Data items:
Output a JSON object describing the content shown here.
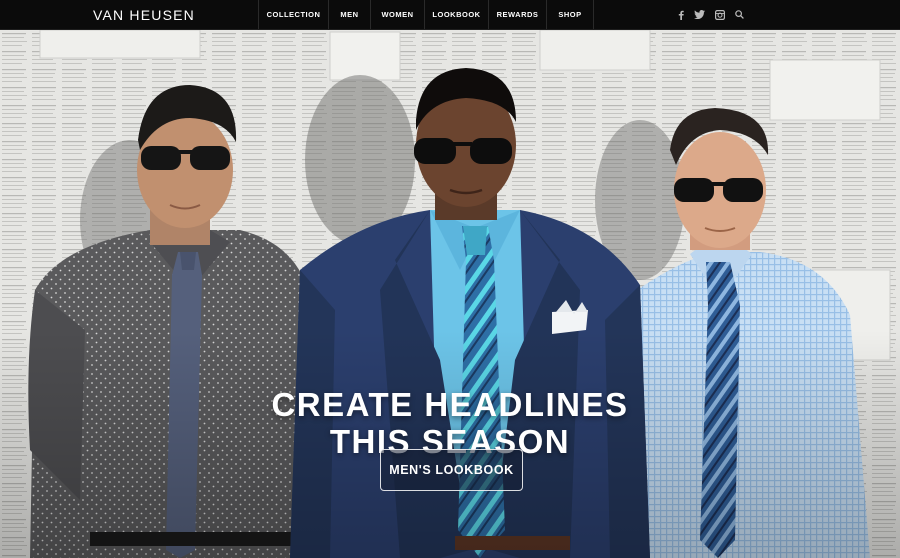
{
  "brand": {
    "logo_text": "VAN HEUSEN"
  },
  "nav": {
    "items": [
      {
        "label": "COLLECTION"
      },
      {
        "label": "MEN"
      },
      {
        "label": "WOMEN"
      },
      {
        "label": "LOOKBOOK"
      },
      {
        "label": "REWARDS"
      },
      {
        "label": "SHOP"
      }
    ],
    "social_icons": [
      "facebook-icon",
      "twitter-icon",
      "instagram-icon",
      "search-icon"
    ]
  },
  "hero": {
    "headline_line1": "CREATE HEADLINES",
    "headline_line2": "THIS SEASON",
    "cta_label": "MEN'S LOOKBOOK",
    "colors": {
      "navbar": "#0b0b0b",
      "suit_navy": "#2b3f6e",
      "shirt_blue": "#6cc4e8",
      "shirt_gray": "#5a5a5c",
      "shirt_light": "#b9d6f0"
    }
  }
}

--

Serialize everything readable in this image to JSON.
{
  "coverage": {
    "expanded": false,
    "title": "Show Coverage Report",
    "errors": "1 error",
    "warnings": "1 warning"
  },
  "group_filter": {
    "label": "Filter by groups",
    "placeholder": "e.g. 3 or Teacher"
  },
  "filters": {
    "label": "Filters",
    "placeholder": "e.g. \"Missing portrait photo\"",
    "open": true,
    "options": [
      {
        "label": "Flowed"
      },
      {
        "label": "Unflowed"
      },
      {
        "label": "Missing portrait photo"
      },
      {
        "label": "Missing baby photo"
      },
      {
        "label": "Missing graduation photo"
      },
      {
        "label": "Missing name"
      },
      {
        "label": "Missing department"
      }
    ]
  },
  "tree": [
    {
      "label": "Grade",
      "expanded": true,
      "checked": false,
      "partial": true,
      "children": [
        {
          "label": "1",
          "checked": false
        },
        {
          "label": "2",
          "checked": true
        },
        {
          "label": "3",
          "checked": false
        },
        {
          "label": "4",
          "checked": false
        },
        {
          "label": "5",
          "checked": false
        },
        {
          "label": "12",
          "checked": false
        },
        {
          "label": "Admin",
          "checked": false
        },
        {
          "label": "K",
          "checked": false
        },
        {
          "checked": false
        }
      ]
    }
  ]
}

* * *

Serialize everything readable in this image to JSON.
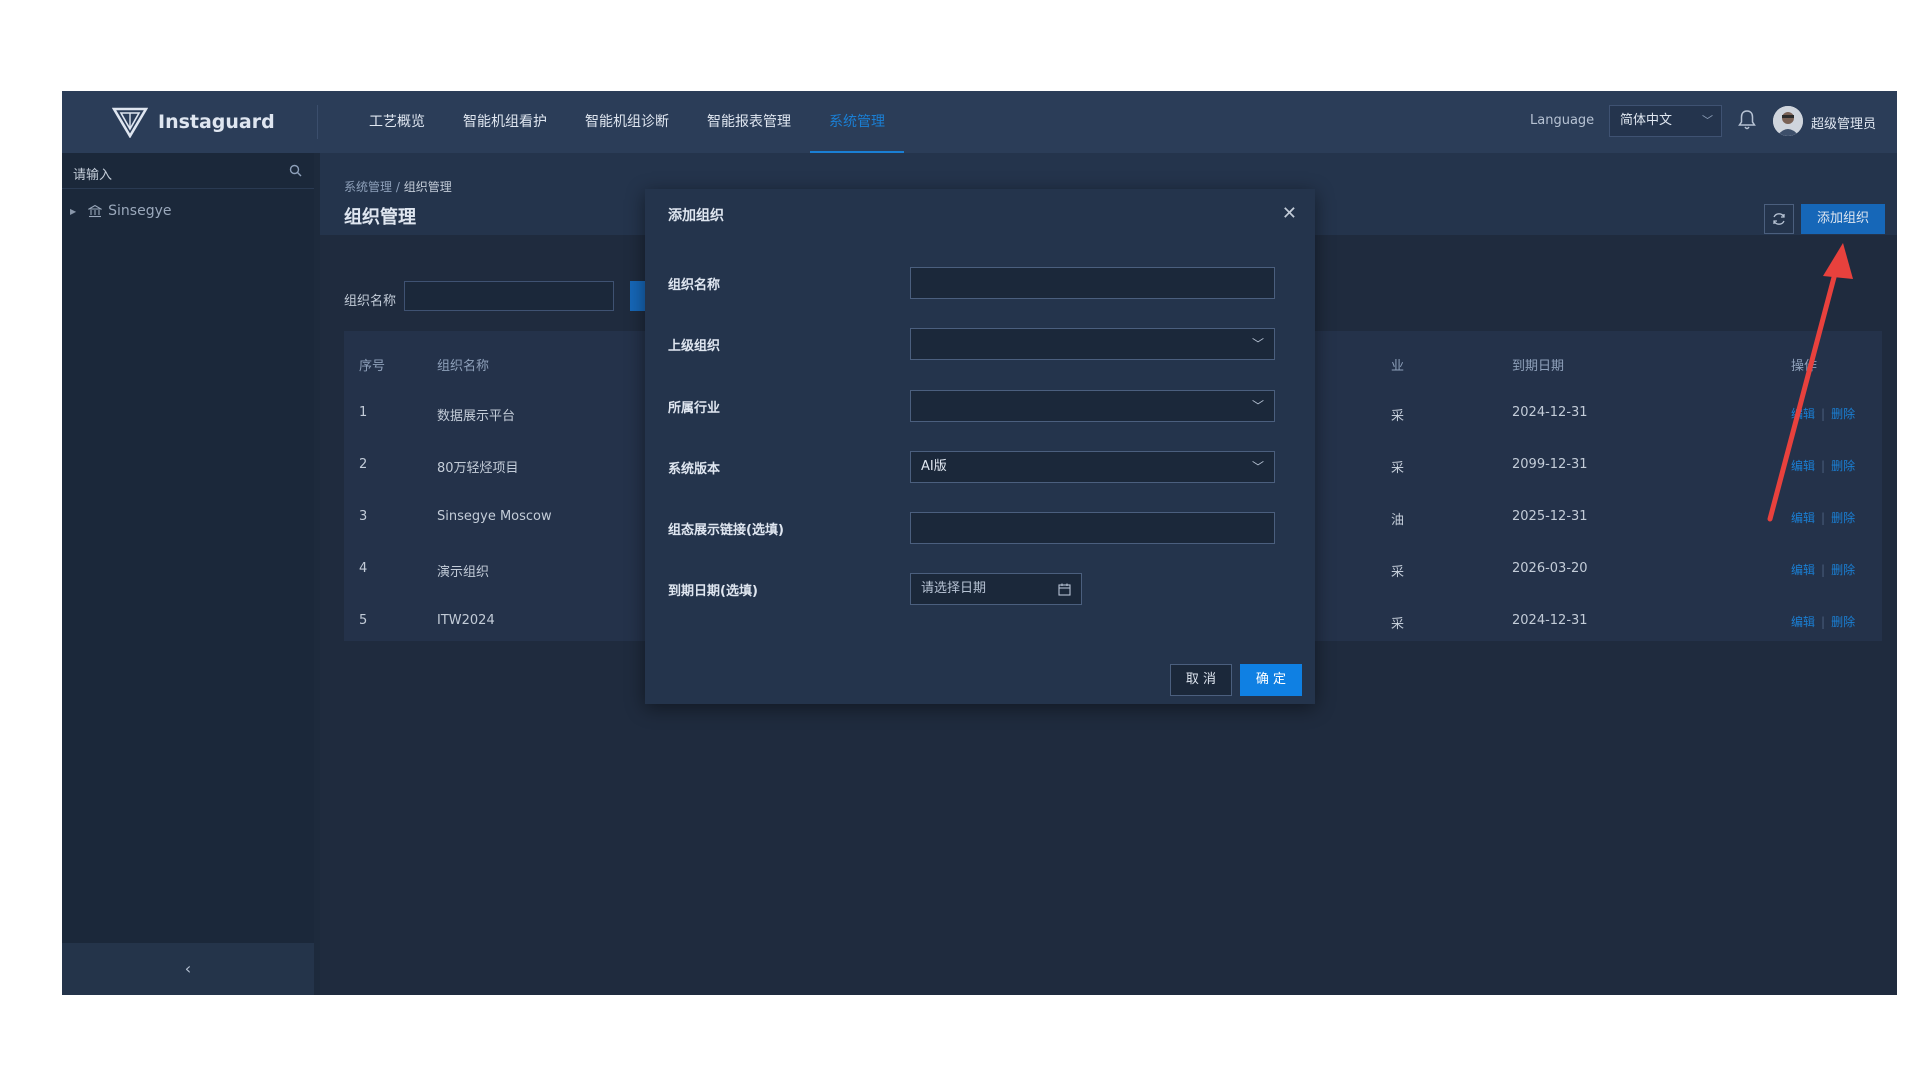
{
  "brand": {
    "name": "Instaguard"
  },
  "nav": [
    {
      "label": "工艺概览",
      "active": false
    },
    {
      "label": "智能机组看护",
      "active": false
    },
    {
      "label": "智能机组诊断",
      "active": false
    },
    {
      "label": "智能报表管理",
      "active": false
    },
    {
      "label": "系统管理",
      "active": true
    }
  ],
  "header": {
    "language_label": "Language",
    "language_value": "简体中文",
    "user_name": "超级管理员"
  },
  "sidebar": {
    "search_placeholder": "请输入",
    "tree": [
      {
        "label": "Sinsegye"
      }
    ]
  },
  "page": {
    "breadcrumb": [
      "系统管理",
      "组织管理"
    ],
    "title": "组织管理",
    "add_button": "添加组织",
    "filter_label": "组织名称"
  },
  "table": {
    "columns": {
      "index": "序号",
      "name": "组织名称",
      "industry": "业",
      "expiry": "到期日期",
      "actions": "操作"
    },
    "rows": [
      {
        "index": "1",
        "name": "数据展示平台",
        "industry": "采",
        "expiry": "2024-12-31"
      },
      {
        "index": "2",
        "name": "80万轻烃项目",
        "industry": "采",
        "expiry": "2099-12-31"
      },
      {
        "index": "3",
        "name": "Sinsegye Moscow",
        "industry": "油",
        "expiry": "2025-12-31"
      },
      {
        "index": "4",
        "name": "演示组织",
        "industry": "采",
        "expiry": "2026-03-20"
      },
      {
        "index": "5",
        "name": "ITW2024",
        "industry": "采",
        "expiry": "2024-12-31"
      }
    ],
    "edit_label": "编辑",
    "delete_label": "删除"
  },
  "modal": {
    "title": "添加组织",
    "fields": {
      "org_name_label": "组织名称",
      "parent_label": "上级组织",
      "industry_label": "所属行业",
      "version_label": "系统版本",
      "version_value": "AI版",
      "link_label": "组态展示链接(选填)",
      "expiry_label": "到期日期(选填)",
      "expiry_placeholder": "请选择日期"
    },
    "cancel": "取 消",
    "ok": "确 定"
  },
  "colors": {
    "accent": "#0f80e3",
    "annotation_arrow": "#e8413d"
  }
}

*REQUIRED TASK*:
Find each line holding the string "LOOKBOOK" and copy it out.

*THE OUTPUT*:
        "label": "LOOKBOOK"
    "cta_label": "MEN'S LOOKBOOK",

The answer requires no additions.